WHAT NEEDS TO BE DONE: Check each line of the records for "Bias"; collect those that have it.

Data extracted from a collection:

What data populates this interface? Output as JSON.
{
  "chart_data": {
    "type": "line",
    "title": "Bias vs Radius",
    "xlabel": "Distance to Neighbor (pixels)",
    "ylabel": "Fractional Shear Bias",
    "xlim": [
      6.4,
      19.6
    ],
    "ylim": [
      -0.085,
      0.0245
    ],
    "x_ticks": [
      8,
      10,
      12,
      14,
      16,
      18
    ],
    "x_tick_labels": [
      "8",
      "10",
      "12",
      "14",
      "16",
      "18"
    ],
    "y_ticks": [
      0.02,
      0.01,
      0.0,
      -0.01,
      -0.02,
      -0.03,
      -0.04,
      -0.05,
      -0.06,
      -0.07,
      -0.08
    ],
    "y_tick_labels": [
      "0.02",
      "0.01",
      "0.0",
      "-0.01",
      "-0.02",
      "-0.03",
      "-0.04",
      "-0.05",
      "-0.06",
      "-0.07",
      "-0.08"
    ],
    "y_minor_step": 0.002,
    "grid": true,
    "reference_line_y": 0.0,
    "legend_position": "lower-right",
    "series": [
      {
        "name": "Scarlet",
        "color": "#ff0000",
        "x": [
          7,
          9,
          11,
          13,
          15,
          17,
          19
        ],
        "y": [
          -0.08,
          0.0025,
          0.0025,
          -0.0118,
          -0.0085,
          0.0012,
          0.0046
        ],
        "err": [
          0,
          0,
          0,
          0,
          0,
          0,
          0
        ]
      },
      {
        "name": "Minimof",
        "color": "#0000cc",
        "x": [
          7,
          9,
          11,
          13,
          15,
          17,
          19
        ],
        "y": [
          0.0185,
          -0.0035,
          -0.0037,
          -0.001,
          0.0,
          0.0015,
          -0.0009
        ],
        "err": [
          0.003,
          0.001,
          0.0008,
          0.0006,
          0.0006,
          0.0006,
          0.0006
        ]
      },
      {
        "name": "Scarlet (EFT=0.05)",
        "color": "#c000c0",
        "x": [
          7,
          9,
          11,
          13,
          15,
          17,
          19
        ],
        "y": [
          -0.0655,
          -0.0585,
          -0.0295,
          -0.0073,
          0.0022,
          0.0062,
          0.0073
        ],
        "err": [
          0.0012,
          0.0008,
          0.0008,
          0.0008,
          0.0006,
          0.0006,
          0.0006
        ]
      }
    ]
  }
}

COMPLETE RESPONSE:
    "title": "Bias vs Radius",
    "ylabel": "Fractional Shear Bias",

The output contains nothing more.